• _Records from a dataset_:
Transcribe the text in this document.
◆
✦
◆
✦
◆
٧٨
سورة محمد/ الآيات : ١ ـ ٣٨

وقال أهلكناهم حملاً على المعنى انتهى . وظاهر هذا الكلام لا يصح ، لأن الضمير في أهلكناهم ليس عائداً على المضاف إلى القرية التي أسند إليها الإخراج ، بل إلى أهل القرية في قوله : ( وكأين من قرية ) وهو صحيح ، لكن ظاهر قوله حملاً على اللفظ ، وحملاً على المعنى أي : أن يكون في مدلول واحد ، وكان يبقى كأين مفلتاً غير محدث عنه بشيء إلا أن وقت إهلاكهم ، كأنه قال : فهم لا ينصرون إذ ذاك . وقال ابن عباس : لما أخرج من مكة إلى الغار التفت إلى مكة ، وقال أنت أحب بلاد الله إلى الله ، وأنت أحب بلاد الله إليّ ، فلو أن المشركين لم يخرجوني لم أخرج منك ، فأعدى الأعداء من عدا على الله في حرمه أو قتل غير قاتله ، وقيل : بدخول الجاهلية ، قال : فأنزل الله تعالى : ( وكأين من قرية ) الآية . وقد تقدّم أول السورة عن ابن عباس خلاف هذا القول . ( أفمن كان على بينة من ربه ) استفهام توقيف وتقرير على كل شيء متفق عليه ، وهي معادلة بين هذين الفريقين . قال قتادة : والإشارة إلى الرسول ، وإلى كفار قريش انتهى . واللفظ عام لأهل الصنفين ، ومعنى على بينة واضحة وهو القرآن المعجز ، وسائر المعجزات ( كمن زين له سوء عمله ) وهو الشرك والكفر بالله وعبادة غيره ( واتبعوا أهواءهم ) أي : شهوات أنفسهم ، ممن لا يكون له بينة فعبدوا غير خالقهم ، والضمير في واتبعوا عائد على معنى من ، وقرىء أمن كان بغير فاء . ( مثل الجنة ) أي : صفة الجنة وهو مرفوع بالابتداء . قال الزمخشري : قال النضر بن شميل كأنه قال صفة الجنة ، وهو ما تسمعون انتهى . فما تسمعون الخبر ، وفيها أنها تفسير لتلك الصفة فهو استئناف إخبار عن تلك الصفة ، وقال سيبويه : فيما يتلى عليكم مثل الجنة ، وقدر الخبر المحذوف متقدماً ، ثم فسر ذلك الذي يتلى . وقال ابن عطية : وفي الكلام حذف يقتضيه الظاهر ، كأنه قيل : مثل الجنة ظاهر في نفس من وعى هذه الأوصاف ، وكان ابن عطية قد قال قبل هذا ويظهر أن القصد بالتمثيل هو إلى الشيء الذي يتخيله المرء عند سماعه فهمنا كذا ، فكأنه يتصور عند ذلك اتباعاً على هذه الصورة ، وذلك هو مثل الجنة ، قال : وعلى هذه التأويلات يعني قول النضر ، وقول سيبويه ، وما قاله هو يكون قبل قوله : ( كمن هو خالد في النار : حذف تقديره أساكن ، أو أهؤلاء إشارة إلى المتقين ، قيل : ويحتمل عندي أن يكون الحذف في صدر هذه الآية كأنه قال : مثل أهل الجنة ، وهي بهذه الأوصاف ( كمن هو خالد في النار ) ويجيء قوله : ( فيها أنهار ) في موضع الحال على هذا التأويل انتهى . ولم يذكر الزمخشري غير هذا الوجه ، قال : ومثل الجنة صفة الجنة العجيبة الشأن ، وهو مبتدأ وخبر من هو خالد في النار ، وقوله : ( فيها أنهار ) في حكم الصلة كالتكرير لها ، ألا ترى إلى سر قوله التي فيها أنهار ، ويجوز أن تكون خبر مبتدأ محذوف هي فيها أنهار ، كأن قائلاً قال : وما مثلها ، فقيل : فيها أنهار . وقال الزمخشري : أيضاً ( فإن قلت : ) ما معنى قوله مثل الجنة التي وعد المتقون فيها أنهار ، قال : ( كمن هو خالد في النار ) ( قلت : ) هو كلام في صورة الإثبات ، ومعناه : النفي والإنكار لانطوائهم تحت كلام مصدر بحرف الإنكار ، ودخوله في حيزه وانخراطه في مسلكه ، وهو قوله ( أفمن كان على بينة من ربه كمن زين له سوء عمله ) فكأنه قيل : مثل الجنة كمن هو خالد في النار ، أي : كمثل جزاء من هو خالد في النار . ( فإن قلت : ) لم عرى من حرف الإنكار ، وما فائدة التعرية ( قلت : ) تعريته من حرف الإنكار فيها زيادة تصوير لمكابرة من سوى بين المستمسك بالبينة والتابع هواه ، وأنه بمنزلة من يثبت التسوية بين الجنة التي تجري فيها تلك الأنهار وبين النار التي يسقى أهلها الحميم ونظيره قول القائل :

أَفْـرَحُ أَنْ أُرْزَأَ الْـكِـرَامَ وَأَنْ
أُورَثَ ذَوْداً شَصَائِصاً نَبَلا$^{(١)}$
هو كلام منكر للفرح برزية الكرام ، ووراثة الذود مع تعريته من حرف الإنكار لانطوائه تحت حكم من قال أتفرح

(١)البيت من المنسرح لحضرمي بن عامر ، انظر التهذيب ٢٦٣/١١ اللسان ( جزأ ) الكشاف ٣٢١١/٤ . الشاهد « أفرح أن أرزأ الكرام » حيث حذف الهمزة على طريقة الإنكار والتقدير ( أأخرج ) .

• _Exercise description_: Each entry is to be returned in full, character for character.

• _Answer for the task_:
Transcribe the text in this document.
◆
✦
◆
✦
◆
٧٨
سورة محمد/ الآيات : ١ ـ ٣٨

وقال أهلكناهم حملاً على المعنى انتهى . وظاهر هذا الكلام لا يصح ، لأن الضمير في أهلكناهم ليس عائداً على المضاف إلى القرية التي أسند إليها الإخراج ، بل إلى أهل القرية في قوله : ( وكأين من قرية ) وهو صحيح ، لكن ظاهر قوله حملاً على اللفظ ، وحملاً على المعنى أي : أن يكون في مدلول واحد ، وكان يبقى كأين مفلتاً غير محدث عنه بشيء إلا أن وقت إهلاكهم ، كأنه قال : فهم لا ينصرون إذ ذاك . وقال ابن عباس : لما أخرج من مكة إلى الغار التفت إلى مكة ، وقال أنت أحب بلاد الله إلى الله ، وأنت أحب بلاد الله إليّ ، فلو أن المشركين لم يخرجوني لم أخرج منك ، فأعدى الأعداء من عدا على الله في حرمه أو قتل غير قاتله ، وقيل : بدخول الجاهلية ، قال : فأنزل الله تعالى : ( وكأين من قرية ) الآية . وقد تقدّم أول السورة عن ابن عباس خلاف هذا القول . ( أفمن كان على بينة من ربه ) استفهام توقيف وتقرير على كل شيء متفق عليه ، وهي معادلة بين هذين الفريقين . قال قتادة : والإشارة إلى الرسول ، وإلى كفار قريش انتهى . واللفظ عام لأهل الصنفين ، ومعنى على بينة واضحة وهو القرآن المعجز ، وسائر المعجزات ( كمن زين له سوء عمله ) وهو الشرك والكفر بالله وعبادة غيره ( واتبعوا أهواءهم ) أي : شهوات أنفسهم ، ممن لا يكون له بينة فعبدوا غير خالقهم ، والضمير في واتبعوا عائد على معنى من ، وقرىء أمن كان بغير فاء . ( مثل الجنة ) أي : صفة الجنة وهو مرفوع بالابتداء . قال الزمخشري : قال النضر بن شميل كأنه قال صفة الجنة ، وهو ما تسمعون انتهى . فما تسمعون الخبر ، وفيها أنها تفسير لتلك الصفة فهو استئناف إخبار عن تلك الصفة ، وقال سيبويه : فيما يتلى عليكم مثل الجنة ، وقدر الخبر المحذوف متقدماً ، ثم فسر ذلك الذي يتلى . وقال ابن عطية : وفي الكلام حذف يقتضيه الظاهر ، كأنه قيل : مثل الجنة ظاهر في نفس من وعى هذه الأوصاف ، وكان ابن عطية قد قال قبل هذا ويظهر أن القصد بالتمثيل هو إلى الشيء الذي يتخيله المرء عند سماعه فهمنا كذا ، فكأنه يتصور عند ذلك اتباعاً على هذه الصورة ، وذلك هو مثل الجنة ، قال : وعلى هذه التأويلات يعني قول النضر ، وقول سيبويه ، وما قاله هو يكون قبل قوله : ( كمن هو خالد في النار : حذف تقديره أساكن ، أو أهؤلاء إشارة إلى المتقين ، قيل : ويحتمل عندي أن يكون الحذف في صدر هذه الآية كأنه قال : مثل أهل الجنة ، وهي بهذه الأوصاف ( كمن هو خالد في النار ) ويجيء قوله : ( فيها أنهار ) في موضع الحال على هذا التأويل انتهى . ولم يذكر الزمخشري غير هذا الوجه ، قال : ومثل الجنة صفة الجنة العجيبة الشأن ، وهو مبتدأ وخبر من هو خالد في النار ، وقوله : ( فيها أنهار ) في حكم الصلة كالتكرير لها ، ألا ترى إلى سر قوله التي فيها أنهار ، ويجوز أن تكون خبر مبتدأ محذوف هي فيها أنهار ، كأن قائلاً قال : وما مثلها ، فقيل : فيها أنهار . وقال الزمخشري : أيضاً ( فإن قلت : ) ما معنى قوله مثل الجنة التي وعد المتقون فيها أنهار ، قال : ( كمن هو خالد في النار ) ( قلت : ) هو كلام في صورة الإثبات ، ومعناه : النفي والإنكار لانطوائهم تحت كلام مصدر بحرف الإنكار ، ودخوله في حيزه وانخراطه في مسلكه ، وهو قوله ( أفمن كان على بينة من ربه كمن زين له سوء عمله ) فكأنه قيل : مثل الجنة كمن هو خالد في النار ، أي : كمثل جزاء من هو خالد في النار . ( فإن قلت : ) لم عرى من حرف الإنكار ، وما فائدة التعرية ( قلت : ) تعريته من حرف الإنكار فيها زيادة تصوير لمكابرة من سوى بين المستمسك بالبينة والتابع هواه ، وأنه بمنزلة من يثبت التسوية بين الجنة التي تجري فيها تلك الأنهار وبين النار التي يسقى أهلها الحميم ونظيره قول القائل :

أَفْـرَحُ أَنْ أُرْزَأَ الْـكِـرَامَ وَأَنْ
أُورَثَ ذَوْداً شَصَائِصاً نَبَلا$^{(١)}$
هو كلام منكر للفرح برزية الكرام ، ووراثة الذود مع تعريته من حرف الإنكار لانطوائه تحت حكم من قال أتفرح

(١)البيت من المنسرح لحضرمي بن عامر ، انظر التهذيب ٢٦٣/١١ اللسان ( جزأ ) الكشاف ٣٢١١/٤ . الشاهد « أفرح أن أرزأ الكرام » حيث حذف الهمزة على طريقة الإنكار والتقدير ( أأخرج ) .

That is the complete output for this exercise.